[WHAT IS ASKED]:
Copy each line that has the string "content" somewhere in it.

[DATA FOR THIS TASK]:
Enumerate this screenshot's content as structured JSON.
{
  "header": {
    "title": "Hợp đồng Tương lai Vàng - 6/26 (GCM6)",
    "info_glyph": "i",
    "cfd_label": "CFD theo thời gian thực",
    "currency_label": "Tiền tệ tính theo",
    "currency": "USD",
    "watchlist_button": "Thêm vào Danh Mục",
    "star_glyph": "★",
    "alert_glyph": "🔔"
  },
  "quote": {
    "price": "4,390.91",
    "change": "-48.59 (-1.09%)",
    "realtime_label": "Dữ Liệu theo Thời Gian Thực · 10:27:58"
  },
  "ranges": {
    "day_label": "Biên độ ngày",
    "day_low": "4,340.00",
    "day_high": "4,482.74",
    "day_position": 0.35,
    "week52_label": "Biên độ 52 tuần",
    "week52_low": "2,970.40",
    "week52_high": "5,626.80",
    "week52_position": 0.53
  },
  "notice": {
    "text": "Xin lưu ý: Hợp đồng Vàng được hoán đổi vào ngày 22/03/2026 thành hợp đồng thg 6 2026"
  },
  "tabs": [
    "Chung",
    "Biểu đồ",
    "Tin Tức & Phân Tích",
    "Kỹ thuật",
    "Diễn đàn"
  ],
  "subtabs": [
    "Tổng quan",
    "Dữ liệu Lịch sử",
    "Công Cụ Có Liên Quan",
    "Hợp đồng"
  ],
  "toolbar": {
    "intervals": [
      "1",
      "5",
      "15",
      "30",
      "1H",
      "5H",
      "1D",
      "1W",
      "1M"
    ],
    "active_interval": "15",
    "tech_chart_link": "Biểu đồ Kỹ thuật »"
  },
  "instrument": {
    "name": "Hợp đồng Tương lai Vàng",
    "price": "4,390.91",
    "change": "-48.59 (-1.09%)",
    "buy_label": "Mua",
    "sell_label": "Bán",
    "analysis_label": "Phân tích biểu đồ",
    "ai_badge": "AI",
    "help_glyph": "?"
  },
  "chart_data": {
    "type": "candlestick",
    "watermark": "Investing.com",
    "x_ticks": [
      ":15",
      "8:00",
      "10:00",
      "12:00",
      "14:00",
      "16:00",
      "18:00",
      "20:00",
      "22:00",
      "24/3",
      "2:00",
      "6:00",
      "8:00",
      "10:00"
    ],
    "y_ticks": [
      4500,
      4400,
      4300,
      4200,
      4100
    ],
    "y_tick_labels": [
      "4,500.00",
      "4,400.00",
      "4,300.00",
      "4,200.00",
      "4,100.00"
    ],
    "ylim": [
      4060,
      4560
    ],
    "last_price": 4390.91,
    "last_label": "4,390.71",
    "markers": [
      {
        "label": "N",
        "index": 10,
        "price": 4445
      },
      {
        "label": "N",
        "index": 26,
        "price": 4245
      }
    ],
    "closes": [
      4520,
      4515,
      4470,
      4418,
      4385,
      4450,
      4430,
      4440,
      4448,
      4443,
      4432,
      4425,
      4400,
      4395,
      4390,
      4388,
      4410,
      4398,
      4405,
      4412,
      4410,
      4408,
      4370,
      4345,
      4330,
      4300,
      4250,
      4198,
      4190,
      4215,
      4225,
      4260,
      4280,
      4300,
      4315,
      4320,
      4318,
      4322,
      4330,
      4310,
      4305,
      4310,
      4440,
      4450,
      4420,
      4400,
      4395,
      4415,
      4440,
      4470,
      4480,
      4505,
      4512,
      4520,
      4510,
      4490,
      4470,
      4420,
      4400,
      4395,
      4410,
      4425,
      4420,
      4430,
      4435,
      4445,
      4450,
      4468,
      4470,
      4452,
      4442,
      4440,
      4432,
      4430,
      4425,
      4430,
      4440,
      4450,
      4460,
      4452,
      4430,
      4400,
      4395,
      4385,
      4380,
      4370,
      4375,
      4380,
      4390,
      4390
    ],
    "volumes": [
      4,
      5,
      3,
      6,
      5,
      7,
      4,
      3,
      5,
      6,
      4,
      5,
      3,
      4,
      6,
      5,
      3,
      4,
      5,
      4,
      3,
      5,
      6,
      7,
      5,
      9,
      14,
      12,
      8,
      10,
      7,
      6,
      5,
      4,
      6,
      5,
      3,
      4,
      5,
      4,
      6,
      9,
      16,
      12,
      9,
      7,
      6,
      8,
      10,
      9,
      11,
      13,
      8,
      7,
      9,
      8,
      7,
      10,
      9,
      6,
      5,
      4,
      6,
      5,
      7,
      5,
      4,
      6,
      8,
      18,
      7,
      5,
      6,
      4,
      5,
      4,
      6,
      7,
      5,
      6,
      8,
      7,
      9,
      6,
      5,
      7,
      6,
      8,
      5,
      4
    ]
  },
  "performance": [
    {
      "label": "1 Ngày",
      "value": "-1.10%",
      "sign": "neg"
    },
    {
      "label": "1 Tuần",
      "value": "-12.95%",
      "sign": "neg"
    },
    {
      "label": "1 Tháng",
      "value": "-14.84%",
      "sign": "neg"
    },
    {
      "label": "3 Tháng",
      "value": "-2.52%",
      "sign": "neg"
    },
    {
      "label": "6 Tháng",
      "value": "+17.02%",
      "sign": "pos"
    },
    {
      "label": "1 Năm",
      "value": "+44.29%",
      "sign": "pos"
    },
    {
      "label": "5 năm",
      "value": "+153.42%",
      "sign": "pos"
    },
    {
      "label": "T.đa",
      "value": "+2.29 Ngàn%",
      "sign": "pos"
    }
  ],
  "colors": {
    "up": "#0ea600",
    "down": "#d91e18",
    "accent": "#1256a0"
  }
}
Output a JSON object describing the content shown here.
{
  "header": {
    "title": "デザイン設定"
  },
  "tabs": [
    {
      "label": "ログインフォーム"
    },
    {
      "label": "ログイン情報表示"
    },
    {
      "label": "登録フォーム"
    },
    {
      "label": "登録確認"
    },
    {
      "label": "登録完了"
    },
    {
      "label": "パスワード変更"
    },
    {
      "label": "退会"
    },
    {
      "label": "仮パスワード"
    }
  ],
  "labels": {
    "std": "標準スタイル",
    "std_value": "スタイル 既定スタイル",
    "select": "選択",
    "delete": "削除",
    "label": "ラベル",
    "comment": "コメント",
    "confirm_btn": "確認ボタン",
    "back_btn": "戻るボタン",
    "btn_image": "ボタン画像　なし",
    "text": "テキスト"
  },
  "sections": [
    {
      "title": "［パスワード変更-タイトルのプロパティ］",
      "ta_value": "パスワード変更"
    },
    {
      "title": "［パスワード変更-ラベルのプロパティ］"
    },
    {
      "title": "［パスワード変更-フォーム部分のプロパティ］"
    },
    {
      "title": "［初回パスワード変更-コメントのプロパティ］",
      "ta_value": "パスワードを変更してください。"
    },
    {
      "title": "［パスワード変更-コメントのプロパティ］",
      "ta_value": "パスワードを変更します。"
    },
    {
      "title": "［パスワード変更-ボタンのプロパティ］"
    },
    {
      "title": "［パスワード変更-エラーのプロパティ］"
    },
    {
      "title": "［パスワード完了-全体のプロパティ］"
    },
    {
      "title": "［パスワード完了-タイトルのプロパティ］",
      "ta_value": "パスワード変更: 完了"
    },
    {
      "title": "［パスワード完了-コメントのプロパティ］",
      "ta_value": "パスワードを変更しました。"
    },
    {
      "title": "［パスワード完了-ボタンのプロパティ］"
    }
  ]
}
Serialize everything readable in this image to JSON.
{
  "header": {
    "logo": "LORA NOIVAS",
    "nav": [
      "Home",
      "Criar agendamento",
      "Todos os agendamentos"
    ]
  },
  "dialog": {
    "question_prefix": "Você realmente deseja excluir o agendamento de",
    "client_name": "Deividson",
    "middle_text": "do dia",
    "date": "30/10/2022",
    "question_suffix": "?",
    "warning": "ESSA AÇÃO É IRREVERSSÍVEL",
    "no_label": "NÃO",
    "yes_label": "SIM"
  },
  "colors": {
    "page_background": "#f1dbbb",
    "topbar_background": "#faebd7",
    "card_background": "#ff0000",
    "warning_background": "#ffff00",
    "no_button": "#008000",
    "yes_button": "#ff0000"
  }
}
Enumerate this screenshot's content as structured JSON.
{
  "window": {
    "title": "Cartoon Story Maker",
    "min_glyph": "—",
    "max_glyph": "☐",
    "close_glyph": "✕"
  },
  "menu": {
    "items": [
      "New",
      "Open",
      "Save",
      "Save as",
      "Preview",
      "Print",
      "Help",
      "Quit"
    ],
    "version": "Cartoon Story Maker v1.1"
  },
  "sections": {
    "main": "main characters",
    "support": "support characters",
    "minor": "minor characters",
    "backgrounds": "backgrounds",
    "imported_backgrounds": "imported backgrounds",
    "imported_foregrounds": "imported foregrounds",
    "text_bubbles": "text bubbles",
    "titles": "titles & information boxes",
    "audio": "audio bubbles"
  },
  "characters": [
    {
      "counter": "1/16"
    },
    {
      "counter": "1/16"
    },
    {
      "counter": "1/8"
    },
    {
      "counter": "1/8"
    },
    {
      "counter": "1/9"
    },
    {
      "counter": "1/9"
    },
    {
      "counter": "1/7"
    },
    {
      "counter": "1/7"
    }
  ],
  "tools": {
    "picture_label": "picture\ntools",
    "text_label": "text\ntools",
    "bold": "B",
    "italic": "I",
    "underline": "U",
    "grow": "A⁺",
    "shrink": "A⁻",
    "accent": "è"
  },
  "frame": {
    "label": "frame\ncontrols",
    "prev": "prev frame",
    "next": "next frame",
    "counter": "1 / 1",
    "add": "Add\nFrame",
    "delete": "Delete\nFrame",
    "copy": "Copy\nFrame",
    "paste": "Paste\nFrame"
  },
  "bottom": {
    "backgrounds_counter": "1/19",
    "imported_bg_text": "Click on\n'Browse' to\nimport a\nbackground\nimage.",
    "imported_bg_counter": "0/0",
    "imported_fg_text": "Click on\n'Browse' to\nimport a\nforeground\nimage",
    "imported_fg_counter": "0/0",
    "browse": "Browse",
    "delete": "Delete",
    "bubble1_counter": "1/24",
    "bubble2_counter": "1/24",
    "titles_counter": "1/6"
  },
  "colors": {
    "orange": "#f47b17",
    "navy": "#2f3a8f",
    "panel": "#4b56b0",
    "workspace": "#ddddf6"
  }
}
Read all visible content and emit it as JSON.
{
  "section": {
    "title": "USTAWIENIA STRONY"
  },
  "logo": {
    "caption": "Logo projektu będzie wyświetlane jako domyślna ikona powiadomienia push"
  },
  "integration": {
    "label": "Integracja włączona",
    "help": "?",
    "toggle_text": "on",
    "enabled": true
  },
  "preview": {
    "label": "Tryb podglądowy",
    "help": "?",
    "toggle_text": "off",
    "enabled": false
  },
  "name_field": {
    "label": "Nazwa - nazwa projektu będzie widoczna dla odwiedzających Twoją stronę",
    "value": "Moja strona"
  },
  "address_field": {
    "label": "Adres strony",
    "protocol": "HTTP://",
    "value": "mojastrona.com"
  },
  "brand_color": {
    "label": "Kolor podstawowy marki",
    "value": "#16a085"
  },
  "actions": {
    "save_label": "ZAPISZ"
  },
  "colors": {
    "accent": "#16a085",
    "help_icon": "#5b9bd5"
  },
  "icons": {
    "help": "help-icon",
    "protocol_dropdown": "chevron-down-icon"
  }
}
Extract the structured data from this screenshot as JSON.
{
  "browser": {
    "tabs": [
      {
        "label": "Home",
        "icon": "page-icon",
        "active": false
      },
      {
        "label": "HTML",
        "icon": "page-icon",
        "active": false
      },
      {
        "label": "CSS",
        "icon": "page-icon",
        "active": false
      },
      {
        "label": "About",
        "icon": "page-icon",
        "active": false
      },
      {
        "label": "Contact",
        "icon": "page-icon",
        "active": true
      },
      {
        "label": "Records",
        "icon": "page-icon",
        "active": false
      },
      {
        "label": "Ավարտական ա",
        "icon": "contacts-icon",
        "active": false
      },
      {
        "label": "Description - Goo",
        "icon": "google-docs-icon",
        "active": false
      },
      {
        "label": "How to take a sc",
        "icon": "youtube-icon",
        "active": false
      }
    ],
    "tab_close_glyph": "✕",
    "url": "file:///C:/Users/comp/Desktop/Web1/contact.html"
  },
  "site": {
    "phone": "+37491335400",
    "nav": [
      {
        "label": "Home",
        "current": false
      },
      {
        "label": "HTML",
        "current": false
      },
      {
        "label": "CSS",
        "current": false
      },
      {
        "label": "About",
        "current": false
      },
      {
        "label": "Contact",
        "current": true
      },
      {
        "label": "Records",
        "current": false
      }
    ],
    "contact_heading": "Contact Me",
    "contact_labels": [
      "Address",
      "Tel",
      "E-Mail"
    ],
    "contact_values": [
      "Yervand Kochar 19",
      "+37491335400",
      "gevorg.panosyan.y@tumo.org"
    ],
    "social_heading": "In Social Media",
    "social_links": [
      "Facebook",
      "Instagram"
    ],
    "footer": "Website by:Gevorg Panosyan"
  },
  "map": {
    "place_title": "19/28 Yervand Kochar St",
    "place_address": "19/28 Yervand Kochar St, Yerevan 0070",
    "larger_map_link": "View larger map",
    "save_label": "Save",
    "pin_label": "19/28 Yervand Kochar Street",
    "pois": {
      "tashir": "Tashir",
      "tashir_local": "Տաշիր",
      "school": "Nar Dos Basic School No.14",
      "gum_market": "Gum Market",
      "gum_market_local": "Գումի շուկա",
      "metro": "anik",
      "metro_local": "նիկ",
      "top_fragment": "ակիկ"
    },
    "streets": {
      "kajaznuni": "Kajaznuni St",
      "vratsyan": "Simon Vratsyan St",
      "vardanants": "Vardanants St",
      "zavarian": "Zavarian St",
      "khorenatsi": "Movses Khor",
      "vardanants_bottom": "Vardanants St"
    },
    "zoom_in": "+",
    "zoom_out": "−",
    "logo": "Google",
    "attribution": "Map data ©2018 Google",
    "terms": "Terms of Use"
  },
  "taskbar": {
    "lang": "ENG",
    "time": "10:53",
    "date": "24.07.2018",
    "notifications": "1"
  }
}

[OUTPUT FOR THIS EXERCISE]:
Enumerate this screenshot's content as structured JSON.
Output a JSON object describing the content shown here.
Enumerate this screenshot's content as structured JSON.
Read all visible content and emit it as JSON.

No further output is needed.